*What is needed:*
Could you write out the records below exactly as they appear?

Recorded data
● ● ●

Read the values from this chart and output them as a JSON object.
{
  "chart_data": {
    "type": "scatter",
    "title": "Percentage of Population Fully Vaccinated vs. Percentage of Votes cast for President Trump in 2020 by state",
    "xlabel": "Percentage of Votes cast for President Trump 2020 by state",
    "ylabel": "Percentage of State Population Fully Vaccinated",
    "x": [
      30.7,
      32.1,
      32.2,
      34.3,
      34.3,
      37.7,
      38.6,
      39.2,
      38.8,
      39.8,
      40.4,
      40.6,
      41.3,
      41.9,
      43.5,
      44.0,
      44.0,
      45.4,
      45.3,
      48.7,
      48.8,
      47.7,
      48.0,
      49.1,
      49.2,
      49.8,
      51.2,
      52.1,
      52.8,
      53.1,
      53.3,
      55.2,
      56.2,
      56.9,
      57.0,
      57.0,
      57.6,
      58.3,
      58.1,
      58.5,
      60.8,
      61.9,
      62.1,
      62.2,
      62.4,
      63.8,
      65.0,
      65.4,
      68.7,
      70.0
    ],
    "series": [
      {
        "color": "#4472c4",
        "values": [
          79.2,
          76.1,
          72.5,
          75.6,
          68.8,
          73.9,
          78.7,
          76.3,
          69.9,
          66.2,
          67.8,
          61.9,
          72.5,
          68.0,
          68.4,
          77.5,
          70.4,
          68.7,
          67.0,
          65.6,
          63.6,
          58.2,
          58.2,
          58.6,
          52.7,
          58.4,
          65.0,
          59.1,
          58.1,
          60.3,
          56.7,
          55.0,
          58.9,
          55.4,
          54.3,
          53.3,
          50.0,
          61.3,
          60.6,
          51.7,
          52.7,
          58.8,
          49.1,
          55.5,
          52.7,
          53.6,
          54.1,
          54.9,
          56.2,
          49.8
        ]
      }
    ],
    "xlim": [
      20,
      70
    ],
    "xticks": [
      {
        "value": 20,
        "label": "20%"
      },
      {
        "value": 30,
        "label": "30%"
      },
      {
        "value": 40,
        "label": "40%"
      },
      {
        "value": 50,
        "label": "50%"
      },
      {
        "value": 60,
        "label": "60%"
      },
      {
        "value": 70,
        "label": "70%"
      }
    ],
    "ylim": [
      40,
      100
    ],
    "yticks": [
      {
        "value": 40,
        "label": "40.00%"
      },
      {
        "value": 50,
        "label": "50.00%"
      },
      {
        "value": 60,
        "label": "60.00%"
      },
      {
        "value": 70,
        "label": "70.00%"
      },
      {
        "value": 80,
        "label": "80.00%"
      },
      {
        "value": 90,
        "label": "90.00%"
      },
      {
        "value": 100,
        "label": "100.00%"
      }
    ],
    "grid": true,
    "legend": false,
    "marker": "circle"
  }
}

● ● ●

*Exercise solution:*
Read the values from this chart and output them as a JSON object.
{
  "chart_data": {
    "type": "scatter",
    "title": "Percentage of Population Fully Vaccinated vs. Percentage of Votes cast for President Trump in 2020 by state",
    "xlabel": "Percentage of Votes cast for President Trump 2020 by state",
    "ylabel": "Percentage of State Population Fully Vaccinated",
    "x": [
      30.7,
      32.1,
      32.2,
      34.3,
      34.3,
      37.7,
      38.6,
      39.2,
      38.8,
      39.8,
      40.4,
      40.6,
      41.3,
      41.9,
      43.5,
      44.0,
      44.0,
      45.4,
      45.3,
      48.7,
      48.8,
      47.7,
      48.0,
      49.1,
      49.2,
      49.8,
      51.2,
      52.1,
      52.8,
      53.1,
      53.3,
      55.2,
      56.2,
      56.9,
      57.0,
      57.0,
      57.6,
      58.3,
      58.1,
      58.5,
      60.8,
      61.9,
      62.1,
      62.2,
      62.4,
      63.8,
      65.0,
      65.4,
      68.7,
      70.0
    ],
    "series": [
      {
        "color": "#4472c4",
        "values": [
          79.2,
          76.1,
          72.5,
          75.6,
          68.8,
          73.9,
          78.7,
          76.3,
          69.9,
          66.2,
          67.8,
          61.9,
          72.5,
          68.0,
          68.4,
          77.5,
          70.4,
          68.7,
          67.0,
          65.6,
          63.6,
          58.2,
          58.2,
          58.6,
          52.7,
          58.4,
          65.0,
          59.1,
          58.1,
          60.3,
          56.7,
          55.0,
          58.9,
          55.4,
          54.3,
          53.3,
          50.0,
          61.3,
          60.6,
          51.7,
          52.7,
          58.8,
          49.1,
          55.5,
          52.7,
          53.6,
          54.1,
          54.9,
          56.2,
          49.8
        ]
      }
    ],
    "xlim": [
      20,
      70
    ],
    "xticks": [
      {
        "value": 20,
        "label": "20%"
      },
      {
        "value": 30,
        "label": "30%"
      },
      {
        "value": 40,
        "label": "40%"
      },
      {
        "value": 50,
        "label": "50%"
      },
      {
        "value": 60,
        "label": "60%"
      },
      {
        "value": 70,
        "label": "70%"
      }
    ],
    "ylim": [
      40,
      100
    ],
    "yticks": [
      {
        "value": 40,
        "label": "40.00%"
      },
      {
        "value": 50,
        "label": "50.00%"
      },
      {
        "value": 60,
        "label": "60.00%"
      },
      {
        "value": 70,
        "label": "70.00%"
      },
      {
        "value": 80,
        "label": "80.00%"
      },
      {
        "value": 90,
        "label": "90.00%"
      },
      {
        "value": 100,
        "label": "100.00%"
      }
    ],
    "grid": true,
    "legend": false,
    "marker": "circle"
  }
}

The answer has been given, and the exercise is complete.